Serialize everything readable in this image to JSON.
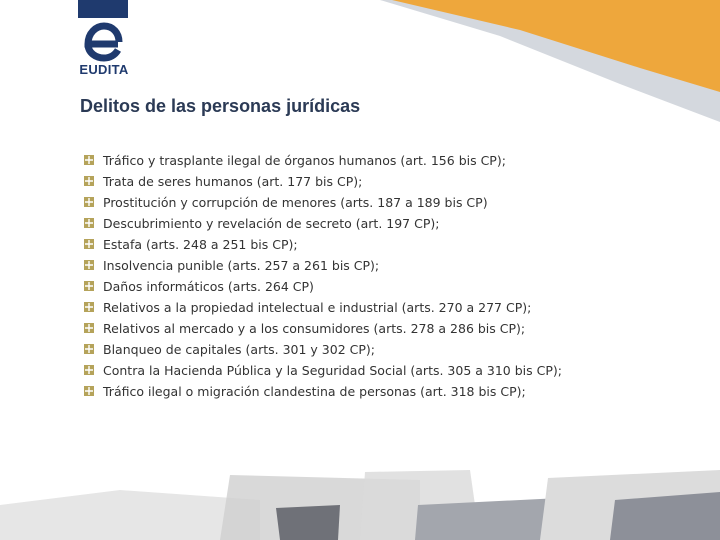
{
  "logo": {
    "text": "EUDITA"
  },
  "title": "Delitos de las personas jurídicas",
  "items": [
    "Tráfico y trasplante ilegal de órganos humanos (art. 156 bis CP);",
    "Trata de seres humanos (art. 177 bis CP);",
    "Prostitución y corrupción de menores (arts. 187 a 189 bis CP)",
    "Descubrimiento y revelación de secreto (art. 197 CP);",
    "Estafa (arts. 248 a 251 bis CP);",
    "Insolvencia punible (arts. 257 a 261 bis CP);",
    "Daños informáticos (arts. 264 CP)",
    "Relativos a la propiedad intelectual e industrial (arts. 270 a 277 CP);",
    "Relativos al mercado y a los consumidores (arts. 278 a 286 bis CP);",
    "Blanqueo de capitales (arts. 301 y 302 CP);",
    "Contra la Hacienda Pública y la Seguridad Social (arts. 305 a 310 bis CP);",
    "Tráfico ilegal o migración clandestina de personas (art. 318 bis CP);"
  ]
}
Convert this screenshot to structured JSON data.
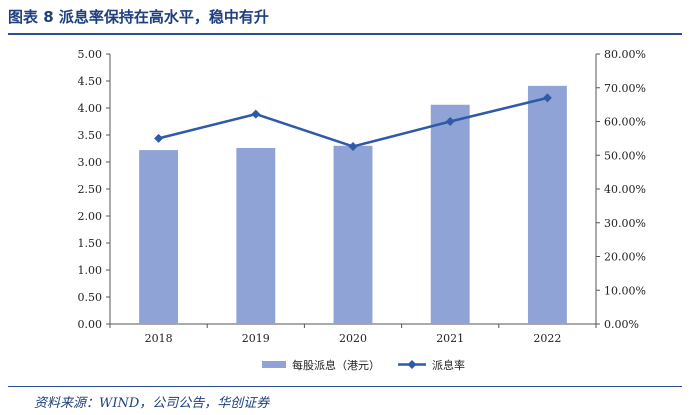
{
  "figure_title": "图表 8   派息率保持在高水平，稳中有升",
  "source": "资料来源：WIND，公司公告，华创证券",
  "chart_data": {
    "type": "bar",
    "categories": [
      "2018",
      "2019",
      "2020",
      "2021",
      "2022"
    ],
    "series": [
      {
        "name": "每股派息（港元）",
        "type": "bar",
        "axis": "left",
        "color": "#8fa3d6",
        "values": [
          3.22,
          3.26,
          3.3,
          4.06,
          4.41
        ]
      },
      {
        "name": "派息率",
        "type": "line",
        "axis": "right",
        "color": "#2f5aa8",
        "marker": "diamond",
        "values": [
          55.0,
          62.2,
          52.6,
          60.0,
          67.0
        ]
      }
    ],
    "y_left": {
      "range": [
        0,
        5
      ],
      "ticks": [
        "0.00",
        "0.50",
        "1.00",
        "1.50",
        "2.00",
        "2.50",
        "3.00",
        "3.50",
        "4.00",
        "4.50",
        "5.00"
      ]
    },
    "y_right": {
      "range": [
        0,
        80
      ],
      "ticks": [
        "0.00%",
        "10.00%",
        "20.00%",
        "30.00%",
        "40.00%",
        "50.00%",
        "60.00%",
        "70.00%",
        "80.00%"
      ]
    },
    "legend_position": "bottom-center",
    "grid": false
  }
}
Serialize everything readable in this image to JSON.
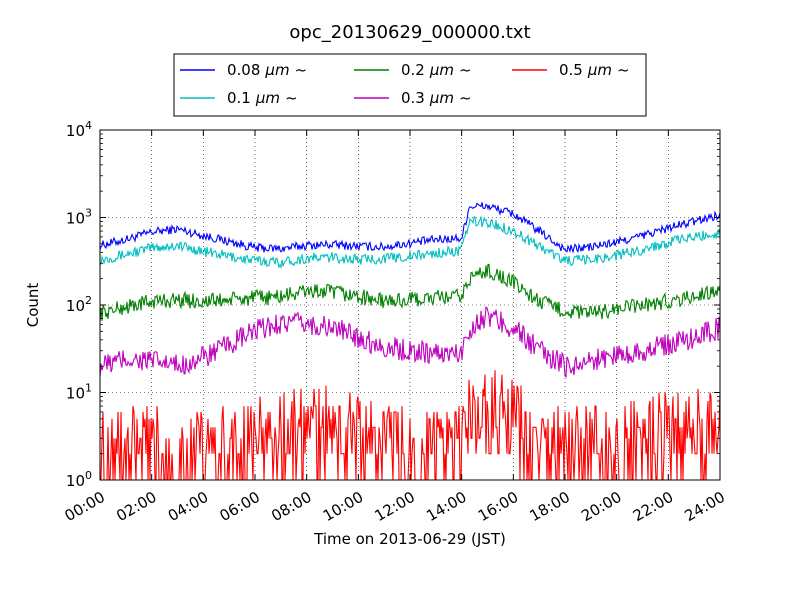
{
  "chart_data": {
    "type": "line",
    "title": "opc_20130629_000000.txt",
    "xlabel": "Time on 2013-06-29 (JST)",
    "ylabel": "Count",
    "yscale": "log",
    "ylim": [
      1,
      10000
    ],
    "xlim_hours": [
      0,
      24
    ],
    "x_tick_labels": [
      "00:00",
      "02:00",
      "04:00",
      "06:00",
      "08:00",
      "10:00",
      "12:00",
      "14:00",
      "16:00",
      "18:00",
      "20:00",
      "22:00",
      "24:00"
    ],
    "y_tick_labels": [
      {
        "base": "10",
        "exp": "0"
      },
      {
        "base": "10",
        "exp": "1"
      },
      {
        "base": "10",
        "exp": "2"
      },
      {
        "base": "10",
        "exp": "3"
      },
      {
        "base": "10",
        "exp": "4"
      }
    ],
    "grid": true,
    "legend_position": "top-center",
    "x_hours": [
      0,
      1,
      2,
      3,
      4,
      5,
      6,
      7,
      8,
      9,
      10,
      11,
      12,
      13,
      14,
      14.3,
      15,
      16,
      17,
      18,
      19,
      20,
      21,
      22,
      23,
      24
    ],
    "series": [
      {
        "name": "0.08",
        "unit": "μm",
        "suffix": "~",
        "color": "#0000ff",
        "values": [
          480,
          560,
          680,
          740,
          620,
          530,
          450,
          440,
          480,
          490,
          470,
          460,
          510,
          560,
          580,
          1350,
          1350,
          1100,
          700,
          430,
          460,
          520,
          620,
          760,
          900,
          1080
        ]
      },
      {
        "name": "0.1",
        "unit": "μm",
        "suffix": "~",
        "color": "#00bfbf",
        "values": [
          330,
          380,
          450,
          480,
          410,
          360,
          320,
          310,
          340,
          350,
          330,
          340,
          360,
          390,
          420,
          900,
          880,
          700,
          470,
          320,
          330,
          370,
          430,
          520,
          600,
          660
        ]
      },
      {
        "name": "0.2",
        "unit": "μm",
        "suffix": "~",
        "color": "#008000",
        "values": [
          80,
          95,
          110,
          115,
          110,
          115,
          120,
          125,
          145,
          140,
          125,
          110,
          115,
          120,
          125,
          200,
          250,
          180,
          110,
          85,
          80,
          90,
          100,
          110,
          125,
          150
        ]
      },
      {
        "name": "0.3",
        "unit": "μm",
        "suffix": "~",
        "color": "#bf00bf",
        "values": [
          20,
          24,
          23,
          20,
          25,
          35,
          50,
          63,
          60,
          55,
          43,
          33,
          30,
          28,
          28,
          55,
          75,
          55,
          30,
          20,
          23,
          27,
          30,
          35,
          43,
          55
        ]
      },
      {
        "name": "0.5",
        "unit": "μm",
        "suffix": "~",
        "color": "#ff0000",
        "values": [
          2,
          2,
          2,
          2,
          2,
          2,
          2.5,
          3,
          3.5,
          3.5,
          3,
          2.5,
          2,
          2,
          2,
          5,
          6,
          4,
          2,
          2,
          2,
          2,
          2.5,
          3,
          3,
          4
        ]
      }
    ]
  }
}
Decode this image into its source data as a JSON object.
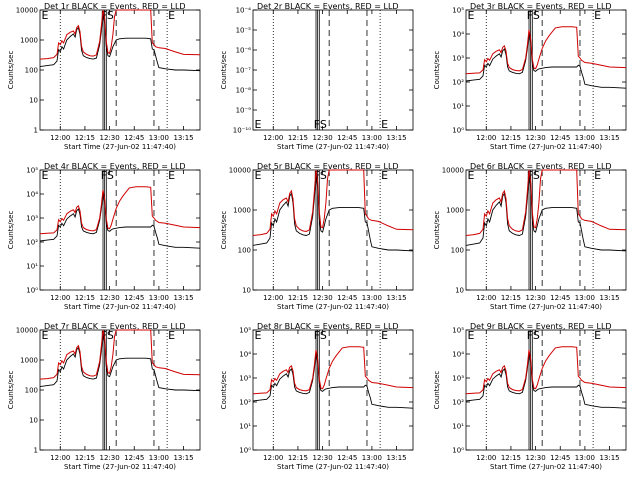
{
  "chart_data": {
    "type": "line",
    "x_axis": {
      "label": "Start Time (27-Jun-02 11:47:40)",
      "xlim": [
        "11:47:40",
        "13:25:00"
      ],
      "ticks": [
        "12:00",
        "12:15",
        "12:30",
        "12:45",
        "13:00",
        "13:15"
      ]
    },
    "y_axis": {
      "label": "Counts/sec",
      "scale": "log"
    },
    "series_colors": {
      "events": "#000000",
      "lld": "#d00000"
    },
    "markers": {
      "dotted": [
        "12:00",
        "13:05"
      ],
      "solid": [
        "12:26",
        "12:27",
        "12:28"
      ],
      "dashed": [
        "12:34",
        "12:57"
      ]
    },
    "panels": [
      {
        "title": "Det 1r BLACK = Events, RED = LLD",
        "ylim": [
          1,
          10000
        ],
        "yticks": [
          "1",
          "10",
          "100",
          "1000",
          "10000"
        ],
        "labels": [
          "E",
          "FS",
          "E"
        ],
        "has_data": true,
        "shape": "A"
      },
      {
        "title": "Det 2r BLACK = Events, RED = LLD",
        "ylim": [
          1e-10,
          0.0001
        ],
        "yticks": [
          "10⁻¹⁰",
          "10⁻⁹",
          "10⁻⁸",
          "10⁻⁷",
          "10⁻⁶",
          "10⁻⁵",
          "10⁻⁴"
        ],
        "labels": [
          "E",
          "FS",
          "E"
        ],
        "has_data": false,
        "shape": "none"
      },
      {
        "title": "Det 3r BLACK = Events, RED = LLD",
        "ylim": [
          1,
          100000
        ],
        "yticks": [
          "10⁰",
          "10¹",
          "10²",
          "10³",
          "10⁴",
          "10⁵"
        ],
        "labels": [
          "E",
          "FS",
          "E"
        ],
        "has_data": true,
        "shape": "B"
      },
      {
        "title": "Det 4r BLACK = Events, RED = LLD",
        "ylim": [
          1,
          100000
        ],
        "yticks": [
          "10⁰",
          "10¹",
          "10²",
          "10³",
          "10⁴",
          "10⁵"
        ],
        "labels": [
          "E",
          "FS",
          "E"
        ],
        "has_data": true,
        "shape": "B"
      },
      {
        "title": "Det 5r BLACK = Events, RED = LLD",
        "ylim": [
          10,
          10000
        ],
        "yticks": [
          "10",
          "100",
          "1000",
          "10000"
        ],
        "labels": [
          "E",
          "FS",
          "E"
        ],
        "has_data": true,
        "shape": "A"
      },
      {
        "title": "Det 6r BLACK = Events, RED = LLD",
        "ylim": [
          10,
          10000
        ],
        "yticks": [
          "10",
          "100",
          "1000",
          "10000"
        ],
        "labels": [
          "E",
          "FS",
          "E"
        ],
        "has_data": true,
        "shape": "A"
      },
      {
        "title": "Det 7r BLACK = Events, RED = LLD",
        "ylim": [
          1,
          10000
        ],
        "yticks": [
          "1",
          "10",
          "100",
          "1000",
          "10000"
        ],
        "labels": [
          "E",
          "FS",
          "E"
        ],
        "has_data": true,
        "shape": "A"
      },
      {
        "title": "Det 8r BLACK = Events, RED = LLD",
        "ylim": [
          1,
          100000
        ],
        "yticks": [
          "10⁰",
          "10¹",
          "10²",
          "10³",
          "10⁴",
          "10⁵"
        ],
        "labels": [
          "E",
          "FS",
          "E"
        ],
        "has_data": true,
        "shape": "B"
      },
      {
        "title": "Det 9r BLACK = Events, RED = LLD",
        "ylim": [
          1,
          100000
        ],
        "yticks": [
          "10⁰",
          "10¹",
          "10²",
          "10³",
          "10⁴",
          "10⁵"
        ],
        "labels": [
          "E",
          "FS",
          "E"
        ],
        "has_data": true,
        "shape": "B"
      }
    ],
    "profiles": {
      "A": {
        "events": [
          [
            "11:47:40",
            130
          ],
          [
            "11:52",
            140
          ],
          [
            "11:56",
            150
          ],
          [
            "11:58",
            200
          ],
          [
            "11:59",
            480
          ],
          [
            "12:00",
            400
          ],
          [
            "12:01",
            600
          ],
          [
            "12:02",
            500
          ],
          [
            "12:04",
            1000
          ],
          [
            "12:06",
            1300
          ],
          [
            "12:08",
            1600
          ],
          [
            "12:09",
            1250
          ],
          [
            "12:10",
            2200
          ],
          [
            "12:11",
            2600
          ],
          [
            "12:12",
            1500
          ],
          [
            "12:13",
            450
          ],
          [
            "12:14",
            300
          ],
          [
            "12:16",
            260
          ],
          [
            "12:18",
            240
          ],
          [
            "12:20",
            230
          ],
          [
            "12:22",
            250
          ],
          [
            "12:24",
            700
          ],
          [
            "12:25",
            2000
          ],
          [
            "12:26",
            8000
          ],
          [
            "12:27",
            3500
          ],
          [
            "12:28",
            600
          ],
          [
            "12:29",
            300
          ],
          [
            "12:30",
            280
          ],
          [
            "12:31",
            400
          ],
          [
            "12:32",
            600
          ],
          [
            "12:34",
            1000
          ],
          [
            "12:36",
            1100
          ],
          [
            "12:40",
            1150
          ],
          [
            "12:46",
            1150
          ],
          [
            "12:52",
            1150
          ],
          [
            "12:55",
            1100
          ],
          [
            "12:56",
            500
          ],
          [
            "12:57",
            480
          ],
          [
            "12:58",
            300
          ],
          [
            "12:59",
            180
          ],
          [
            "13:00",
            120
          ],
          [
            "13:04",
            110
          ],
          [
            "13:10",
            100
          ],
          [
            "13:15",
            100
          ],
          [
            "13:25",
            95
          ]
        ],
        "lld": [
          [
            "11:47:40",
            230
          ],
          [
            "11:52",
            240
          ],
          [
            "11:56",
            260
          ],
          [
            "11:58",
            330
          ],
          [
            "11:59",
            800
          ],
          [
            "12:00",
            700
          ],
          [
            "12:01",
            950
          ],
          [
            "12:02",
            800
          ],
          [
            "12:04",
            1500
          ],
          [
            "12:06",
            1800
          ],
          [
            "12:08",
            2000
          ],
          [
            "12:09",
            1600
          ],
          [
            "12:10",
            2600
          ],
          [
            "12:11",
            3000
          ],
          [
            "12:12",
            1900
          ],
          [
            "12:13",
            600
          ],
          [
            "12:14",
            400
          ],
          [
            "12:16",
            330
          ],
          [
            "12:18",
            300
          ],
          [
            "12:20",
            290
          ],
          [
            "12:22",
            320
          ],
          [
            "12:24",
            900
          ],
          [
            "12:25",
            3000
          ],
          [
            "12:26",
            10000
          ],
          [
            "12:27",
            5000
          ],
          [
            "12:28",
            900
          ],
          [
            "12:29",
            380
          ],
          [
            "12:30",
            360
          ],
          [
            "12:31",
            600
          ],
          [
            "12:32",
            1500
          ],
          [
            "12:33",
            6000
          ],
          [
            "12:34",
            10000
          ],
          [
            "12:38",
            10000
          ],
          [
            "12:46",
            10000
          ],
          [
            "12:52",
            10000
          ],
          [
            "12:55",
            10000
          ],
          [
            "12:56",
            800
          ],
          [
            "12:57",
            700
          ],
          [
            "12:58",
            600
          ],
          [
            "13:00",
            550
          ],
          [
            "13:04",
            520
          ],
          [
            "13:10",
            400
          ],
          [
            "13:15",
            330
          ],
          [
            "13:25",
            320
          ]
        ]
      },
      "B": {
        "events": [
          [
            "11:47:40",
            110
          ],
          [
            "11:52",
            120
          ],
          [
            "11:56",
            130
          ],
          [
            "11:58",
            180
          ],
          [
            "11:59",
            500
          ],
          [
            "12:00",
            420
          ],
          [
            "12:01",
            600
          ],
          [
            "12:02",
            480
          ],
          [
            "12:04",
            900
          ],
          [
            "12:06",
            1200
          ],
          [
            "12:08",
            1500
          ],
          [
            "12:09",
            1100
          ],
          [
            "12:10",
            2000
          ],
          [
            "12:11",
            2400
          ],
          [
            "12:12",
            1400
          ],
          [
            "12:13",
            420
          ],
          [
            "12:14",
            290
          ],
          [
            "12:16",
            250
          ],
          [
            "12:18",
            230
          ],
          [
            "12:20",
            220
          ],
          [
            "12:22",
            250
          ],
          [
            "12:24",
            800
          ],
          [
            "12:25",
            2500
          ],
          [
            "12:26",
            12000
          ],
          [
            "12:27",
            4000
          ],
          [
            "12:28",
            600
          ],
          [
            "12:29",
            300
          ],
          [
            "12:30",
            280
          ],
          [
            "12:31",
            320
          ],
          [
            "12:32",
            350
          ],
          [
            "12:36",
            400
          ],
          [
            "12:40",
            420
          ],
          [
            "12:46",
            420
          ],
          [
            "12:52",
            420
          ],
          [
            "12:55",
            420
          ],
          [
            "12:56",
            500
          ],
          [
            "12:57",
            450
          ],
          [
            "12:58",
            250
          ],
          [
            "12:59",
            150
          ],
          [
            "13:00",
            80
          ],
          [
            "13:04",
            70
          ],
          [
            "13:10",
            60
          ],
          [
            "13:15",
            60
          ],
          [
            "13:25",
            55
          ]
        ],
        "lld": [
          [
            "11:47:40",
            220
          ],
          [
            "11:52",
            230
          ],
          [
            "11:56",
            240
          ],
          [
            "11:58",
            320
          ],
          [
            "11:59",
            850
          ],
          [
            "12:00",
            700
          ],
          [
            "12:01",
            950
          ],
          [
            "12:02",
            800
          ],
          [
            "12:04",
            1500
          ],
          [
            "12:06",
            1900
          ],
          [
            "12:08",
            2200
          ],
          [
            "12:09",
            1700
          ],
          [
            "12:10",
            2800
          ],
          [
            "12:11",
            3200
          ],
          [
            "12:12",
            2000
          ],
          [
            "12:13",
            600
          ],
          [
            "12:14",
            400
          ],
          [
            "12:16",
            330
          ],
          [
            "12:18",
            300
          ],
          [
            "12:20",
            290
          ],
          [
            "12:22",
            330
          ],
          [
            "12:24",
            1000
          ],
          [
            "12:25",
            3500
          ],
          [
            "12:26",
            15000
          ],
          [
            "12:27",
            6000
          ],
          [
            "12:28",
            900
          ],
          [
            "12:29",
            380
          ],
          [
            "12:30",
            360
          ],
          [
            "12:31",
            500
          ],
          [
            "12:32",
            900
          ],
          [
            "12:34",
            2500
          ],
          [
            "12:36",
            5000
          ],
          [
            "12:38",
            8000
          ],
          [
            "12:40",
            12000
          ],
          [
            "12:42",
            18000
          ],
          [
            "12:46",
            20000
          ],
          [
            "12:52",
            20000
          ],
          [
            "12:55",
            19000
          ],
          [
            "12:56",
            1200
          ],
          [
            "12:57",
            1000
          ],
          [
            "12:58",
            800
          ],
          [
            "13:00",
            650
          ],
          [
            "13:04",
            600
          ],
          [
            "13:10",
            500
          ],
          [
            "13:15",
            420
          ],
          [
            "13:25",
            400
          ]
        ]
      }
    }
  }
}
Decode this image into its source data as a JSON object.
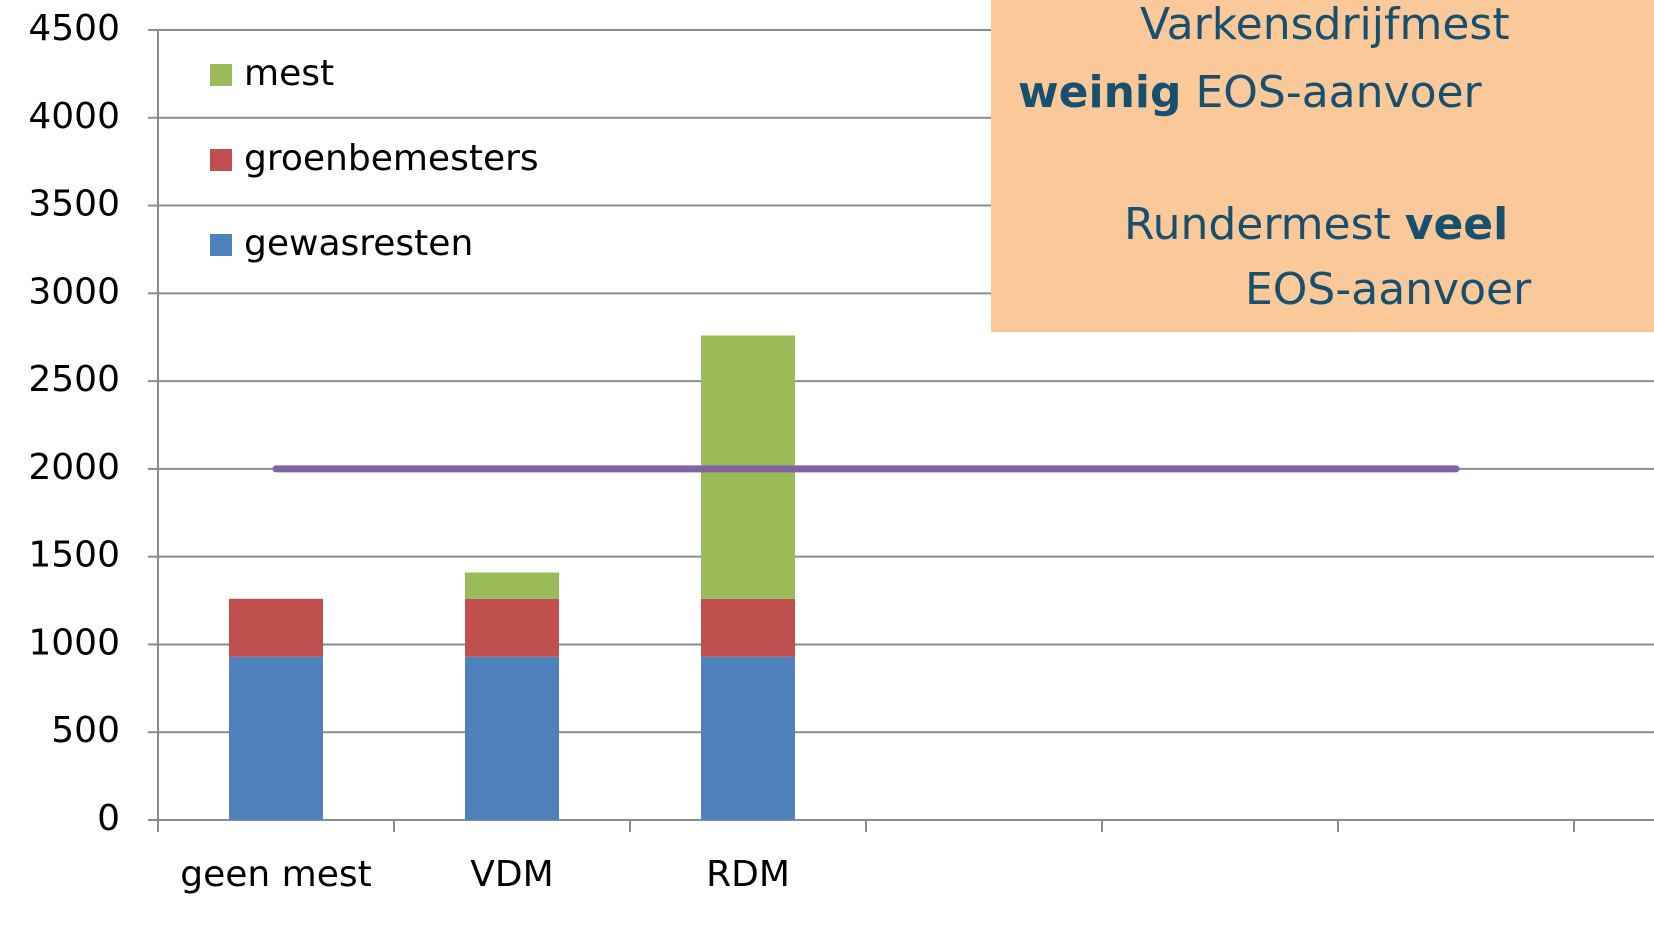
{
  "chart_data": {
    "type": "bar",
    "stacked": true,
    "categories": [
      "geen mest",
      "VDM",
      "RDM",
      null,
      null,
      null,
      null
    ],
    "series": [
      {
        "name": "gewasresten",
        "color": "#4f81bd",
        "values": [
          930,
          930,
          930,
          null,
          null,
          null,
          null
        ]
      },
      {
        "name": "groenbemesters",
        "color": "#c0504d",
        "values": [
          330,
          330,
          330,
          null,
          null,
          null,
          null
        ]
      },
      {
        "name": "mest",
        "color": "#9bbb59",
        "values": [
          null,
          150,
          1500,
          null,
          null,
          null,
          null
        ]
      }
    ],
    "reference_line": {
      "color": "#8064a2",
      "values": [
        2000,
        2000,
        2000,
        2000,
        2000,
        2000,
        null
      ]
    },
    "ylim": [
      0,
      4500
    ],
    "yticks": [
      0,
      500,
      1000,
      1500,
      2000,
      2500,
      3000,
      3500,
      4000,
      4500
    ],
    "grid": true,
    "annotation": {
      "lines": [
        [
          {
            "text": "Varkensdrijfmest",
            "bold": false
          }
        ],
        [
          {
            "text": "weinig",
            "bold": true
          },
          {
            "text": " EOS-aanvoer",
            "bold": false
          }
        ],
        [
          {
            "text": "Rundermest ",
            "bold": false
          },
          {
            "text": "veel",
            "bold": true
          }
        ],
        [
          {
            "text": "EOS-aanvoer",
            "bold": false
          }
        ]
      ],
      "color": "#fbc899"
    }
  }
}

--

• _Short problem_: Where a line in the entries holds the word "Tráfico", copy that line.

• _Output of the task_:
    "Tráfico y trasplante ilegal de órganos humanos (art. 156 bis CP);",
    "Tráfico ilegal o migración clandestina de personas (art. 318 bis CP);"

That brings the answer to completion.